──────── Estratto ────────
3. Laddove la carne di maiale può essere lavorata esistono regole statutarie rigidissime che ne regolano l’attività. Se si pensa che, sempre nel 1742, su una popolazione di 4933 abitanti, Vasto ha appena quattro macellai, si può ben capire quanto sia rilevante questo mestiere. Proviamo a vedere che cosa accade nella gestione degli animali neri.
Data 14 gennaio 1636 l’atto rogato da notar Alessandro Fantini con cui l’ Universitas Vasti Aymonis appalta la vendita di carne suina a Giuseppe Mancino imprenditore della stessa città. Nel documento stipulato tra i due contraenti sono chiaramente definite le clausole cui deve attenersi il partitario (vale a dire il grossista) per garantire l’approvvigionamento a scala urbana del prodotto. Proprio per l’importanza che il testo riveste nella storia dell’alimentazione locale diventa utile leggerlo nella sua interezza:

CAPITOLI DEL TAGLIO DELLA CARNE DEL PORCO DA FARSI NELLA TERRA DEL VASTO

UT INFRA

In primis chi vorrà pigliare l’obligo di tagliare carne di porco domestico in questa terra del Vasto sia obligato cominciare a tagliare domani 15 de genaro e da fenirse per tutto lo dì di carnevale prossimo venturo sino alle doi hore de nocte.
Item che lo futuro affittatore e partitario sia tenuto, et così si habia da obligare con bona et sufficiente pregiaria di tagliare la detta carne di porco, che sia bona et recipiente, e sana fresca e non stantia, ne fetida da recognoscersi dalli Catapani.
Item che detto partitario sia tenuto di tagliare et fare tagliare detta carne ogni giorno di carne, e lo sabbato per la domenica, cominciando dal vespero del sabato et poi sequitare la matina dello detto giorno di domenica sino a sera.
Item che detto partitario non habbia a fare mancare detta carne, et darne a sufficientia ad ogni persona che ne vorrà comprare, et mancando per ciascheduna volta et per ciascheduna persona che non trovasse carne il partitario incorri in pena di carlini quindeci da aplicarsi doi parte al Università e l’altra parte al Signor Viceconsole.
────────
◆ Esercizio proposto a: Riassumi l'estratto sulla carne di maiale a Vasto in due frasi.
I record che seguono non hanno niente a che fare con l'estratto.
──────── Record forniti ────────
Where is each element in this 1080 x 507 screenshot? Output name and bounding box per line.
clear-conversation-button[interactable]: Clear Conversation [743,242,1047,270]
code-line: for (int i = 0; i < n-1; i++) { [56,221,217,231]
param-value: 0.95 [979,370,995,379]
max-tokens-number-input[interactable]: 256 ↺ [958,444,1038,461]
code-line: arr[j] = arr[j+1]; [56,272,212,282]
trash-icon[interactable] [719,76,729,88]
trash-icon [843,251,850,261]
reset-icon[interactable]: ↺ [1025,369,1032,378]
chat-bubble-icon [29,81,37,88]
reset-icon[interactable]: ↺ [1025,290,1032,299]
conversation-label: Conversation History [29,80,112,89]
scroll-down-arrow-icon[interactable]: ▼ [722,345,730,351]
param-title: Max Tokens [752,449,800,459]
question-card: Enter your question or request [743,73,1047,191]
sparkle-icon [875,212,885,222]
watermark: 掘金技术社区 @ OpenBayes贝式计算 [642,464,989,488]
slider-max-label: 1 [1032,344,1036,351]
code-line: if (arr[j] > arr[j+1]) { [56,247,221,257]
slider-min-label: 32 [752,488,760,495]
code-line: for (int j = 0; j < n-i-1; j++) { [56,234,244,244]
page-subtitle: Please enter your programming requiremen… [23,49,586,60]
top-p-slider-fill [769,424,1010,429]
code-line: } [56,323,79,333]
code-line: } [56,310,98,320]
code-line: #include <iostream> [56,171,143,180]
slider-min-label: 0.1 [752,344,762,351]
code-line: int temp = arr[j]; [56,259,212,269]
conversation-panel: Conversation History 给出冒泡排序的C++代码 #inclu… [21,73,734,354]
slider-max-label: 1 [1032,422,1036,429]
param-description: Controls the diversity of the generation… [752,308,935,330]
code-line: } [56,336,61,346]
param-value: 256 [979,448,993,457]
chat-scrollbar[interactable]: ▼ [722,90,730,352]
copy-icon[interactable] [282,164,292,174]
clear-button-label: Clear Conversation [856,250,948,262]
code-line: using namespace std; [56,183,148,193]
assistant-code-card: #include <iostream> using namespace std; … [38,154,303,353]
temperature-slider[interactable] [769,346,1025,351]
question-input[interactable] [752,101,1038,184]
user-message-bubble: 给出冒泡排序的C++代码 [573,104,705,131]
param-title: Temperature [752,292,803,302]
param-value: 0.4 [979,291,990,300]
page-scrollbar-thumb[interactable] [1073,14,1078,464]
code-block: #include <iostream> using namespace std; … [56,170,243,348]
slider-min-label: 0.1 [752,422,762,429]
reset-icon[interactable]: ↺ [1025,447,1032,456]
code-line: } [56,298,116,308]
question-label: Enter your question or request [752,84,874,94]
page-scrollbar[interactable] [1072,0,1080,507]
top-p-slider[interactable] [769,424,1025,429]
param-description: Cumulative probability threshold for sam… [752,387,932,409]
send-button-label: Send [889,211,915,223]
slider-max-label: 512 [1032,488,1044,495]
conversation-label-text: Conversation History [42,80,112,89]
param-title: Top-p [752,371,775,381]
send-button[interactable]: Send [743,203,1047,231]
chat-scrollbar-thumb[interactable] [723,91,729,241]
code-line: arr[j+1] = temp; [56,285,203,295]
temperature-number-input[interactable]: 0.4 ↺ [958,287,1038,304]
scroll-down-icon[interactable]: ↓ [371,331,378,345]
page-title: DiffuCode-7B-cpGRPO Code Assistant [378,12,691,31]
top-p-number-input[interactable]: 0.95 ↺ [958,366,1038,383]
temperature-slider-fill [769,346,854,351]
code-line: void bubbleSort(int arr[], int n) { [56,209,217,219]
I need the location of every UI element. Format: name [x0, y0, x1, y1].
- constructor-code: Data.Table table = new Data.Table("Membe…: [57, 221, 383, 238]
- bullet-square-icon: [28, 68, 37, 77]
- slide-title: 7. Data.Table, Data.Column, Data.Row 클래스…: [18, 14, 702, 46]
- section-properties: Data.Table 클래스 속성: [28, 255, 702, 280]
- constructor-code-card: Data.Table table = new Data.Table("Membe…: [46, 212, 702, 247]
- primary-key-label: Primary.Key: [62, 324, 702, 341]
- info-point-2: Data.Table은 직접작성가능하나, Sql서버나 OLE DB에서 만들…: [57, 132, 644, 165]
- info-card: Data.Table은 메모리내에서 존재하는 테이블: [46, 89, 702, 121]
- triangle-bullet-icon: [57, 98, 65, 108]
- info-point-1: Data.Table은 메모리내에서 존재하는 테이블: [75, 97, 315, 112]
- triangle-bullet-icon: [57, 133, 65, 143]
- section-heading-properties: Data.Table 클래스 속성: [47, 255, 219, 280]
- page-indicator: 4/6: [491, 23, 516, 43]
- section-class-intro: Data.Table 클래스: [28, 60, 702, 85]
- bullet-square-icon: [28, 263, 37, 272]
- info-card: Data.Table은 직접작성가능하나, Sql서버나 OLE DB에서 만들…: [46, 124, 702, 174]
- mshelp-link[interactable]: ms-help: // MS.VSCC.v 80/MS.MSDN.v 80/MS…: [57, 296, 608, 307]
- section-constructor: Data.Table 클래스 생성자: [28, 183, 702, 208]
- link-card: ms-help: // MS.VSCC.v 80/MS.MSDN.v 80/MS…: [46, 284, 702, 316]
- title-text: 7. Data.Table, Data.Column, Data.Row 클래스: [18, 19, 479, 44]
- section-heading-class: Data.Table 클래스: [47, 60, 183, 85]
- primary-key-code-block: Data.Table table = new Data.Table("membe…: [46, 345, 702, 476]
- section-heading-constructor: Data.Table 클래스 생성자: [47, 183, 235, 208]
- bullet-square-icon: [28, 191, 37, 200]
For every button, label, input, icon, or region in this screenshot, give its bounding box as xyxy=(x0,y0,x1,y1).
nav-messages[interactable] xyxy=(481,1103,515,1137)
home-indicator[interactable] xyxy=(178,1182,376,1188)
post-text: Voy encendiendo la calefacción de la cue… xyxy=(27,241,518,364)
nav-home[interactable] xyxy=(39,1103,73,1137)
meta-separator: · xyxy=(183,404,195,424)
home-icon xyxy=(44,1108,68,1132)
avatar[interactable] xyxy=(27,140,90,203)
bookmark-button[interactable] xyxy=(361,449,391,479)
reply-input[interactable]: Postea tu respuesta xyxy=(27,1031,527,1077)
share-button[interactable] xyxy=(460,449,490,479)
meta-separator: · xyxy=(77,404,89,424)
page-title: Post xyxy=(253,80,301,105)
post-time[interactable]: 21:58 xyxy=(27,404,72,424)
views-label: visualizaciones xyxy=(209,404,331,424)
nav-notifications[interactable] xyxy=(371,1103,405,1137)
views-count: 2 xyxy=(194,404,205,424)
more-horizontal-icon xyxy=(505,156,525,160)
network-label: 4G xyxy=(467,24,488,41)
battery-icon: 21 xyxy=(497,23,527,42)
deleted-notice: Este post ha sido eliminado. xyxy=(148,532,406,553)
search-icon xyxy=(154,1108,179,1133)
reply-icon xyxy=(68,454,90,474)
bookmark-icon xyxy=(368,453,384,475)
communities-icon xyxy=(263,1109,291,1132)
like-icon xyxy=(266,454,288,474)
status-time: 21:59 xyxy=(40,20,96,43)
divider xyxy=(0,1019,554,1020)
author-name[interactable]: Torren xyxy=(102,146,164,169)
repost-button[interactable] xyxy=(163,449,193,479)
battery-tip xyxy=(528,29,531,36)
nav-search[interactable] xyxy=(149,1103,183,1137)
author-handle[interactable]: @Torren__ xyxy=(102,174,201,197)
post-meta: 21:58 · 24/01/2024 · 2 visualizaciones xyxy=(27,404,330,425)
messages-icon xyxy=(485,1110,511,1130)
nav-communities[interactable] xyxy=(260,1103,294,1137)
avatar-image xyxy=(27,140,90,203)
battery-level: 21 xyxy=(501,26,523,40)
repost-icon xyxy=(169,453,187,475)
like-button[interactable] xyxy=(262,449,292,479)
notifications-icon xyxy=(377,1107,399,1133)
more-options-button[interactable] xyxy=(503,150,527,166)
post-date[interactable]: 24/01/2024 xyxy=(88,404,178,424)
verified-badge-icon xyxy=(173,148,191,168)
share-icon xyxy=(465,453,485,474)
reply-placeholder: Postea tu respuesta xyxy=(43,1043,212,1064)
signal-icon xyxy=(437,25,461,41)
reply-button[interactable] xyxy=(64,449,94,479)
────────
◆ Esercizio proposto b: Presenta come tabella Markdown con le colonne "N." e "Riga" le righe dei record, partendo dalla prima e arrivando alla riga che contiene "conversation-label: Conversation History", entrambe incluse, tralasciando le righe vuote.

◆ Risposta corretta a: La lavorazione della carne di maiale a Vasto era regolata da norme molto rigide, e nel 1742, su 4933 abitanti, c'erano appena quattro macellai. Con un atto del 14 gennaio 1636 l'Universitas Vasti Aymonis affidò la vendita della carne suina a Giuseppe Mancino, fissando le regole per il grossista: carne sana e fresca controllata dai Catapani, vendita ogni giorno di carne e il sabato per la domenica, e una multa di quindici carlini per ogni volta che qualcuno non trovava carne.

◆ Risposta corretta b:
| N. | Riga |
|---|---|
| 1 | Where is each element in this 1080 x 507 screenshot? Output name and bounding box per line. |
| 2 | clear-conversation-button[interactable]: Clear Conversation [743,242,1047,270] |
| 3 | code-line: for (int i = 0; i < n-1; i++) { [56,221,217,231] |
| 4 | param-value: 0.95 [979,370,995,379] |
| 5 | max-tokens-number-input[interactable]: 256 ↺ [958,444,1038,461] |
| 6 | code-line: arr[j] = arr[j+1]; [56,272,212,282] |
| 7 | trash-icon[interactable] [719,76,729,88] |
| 8 | trash-icon [843,251,850,261] |
| 9 | reset-icon[interactable]: ↺ [1025,369,1032,378] |
| 10 | chat-bubble-icon [29,81,37,88] |
| 11 | reset-icon[interactable]: ↺ [1025,290,1032,299] |
| 12 | conversation-label: Conversation History [29,80,112,89] |